## The task
Could you reproduce, word for word, the part of the TTCA text that falls between "The limitations of" and "larger clinical trials.", inclusive?

Ahmad et al. [21] reported a group of 18 patients treated for TTCA with LPF at proximal humerus and 17 out of 18 patients (94.4%) achieved fusion with no obvious complications. Several biomechanical studies [22],[23] confirmed that compared with RINF, using cannulated compression screw nail and angle plate methods, LPF had the best biomechanical fusion strength for TTCA surgery, especially for patients with osteoporosis, as well as in other population of patients. [11],[12],[13],[14] We also treated patients for TTCA with LPF at proximal humerus. We used a sufficient number of locking screws to fix the tibia-talus and calcaneus, which should result in a stronger fixation and improved compression on fused bone to provide excellent stability for TTCA and increased fuse rate, as previously shown. [11],[12],[13],[14] However, the plates were not designed specifically for TTCA. The position and orientation of the screws for fixing tibia, talus, and calcaneus were not optimal in some patients. In these cases, light shaping had to be performed to fit the specific regional anatomic structure of these patients. However, the shaping was very light, and did not compromise the solidity of the plate. [24]

All patients in the present study underwent osteotomy fusion through the lateral ankle approach path. This approach could directly expose the distal tibia-talus-lateral side of the calcaneus-tibiotalar and subtalar joints. The osteotomized distal fibula was used as cancellous bone graft. A previous analysis considers that this technique is mature. [25] However, a previous study retained as much cancellous bone mass than possible, [26] while we removed a large part of the cancellous bone. Nevertheless, it did not seem to negatively affect our outcomes, but a comparative study should be performed to reach any firm conclusion on this point. Indeed, this approach could eliminate effects of surgical approaches and surgical techniques on clinical efficacy. Some studies reported that RINF achieved better fusion rates and less surgeon-associated complications. [5],[6] We found that the LPF method needed less operation time, had less intraoperative blood loss and required less surgical perspective examinations. Previous studies showed that shorter surgical time and nonreaming operation also reduced the incidence of postoperative wound infection. [27],[28] Although both groups had good joint fusion rates, results may suggest that LPF resulted in a lower nonunion rate in patients with higher nonunion risk compared with RINF. This might be due to higher fixation strength, which in turn increased fusion rate using LPF, [11],[12],[13],[14] but studies in larger samples are required.

The limitations of this study are that it was a retrospective analysis. There was no randomization. The average followup time was 16 months, which was relative short. Finally, the sample size was relatively small, but still larger than some previous studies (n = 18-27). [18],[19],[21] In addition, we tried to perform a subgroup analysis in patients with a higher inflammatory state, but it resulted in small subgroups. Longer followup and larger sample size are required to further compare outcomes and possible complications of the two methods. Nevertheless, the results of the present study could serve as a basis for larger clinical trials.

In summary, the LPF for TTCA was simpler to perform compared with RINF, but with similar postoperative outcomes and complications.

## Given information
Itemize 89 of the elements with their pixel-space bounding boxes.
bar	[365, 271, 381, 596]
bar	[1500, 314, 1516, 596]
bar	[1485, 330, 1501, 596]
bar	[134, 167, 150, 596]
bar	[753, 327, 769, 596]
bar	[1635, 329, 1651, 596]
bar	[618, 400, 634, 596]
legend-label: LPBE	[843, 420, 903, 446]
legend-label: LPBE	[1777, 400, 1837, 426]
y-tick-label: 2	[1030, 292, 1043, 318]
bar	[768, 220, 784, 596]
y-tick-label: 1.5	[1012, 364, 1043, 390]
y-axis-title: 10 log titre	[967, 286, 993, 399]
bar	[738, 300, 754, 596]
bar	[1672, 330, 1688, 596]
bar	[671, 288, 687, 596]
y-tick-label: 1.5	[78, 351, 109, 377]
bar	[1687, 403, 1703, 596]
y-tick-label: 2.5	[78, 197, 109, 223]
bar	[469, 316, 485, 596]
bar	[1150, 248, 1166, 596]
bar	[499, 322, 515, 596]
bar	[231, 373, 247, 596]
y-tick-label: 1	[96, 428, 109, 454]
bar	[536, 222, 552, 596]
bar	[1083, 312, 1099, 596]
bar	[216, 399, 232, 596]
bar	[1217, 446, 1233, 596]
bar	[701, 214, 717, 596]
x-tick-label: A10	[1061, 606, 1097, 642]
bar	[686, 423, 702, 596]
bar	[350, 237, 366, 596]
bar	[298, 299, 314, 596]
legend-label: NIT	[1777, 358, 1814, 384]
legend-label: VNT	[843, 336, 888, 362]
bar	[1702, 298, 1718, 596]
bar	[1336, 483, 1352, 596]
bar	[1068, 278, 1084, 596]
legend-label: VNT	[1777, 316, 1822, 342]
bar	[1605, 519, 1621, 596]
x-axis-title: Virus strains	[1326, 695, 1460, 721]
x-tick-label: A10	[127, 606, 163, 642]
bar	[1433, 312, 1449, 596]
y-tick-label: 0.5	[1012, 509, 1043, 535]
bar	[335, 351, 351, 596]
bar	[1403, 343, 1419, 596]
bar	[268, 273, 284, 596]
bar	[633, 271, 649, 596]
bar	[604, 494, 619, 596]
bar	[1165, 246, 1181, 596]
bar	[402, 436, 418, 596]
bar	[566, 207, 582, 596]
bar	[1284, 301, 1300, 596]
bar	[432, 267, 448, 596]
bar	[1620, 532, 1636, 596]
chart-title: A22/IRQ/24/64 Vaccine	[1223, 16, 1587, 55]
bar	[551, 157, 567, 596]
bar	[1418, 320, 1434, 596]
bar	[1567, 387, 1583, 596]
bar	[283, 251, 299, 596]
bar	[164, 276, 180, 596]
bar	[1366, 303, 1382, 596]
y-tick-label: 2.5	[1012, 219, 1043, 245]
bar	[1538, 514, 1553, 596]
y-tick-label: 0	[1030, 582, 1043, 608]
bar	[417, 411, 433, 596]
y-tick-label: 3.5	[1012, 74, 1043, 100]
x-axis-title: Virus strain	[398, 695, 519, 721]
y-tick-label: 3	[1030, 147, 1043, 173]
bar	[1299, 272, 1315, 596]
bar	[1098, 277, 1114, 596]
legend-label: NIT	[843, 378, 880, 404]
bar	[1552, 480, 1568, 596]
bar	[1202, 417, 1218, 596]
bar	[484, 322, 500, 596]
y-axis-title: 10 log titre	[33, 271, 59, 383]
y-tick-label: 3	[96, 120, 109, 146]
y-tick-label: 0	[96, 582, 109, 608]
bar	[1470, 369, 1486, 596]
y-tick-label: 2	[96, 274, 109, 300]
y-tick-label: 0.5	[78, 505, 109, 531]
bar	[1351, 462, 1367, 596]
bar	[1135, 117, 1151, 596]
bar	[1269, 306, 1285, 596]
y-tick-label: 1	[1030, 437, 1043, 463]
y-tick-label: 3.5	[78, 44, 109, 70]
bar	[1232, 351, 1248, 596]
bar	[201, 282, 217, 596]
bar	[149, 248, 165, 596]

## Reply to the task
The limitations of this study are that it was a retrospective analysis. There was no randomization. The average followup time was 16 months, which was relative short. Finally, the sample size was relatively small, but still larger than some previous studies (n = 18-27). [18],[19],[21] In addition, we tried to perform a subgroup analysis in patients with a higher inflammatory state, but it resulted in small subgroups. Longer followup and larger sample size are required to further compare outcomes and possible complications of the two methods. Nevertheless, the results of the present study could serve as a basis for larger clinical trials.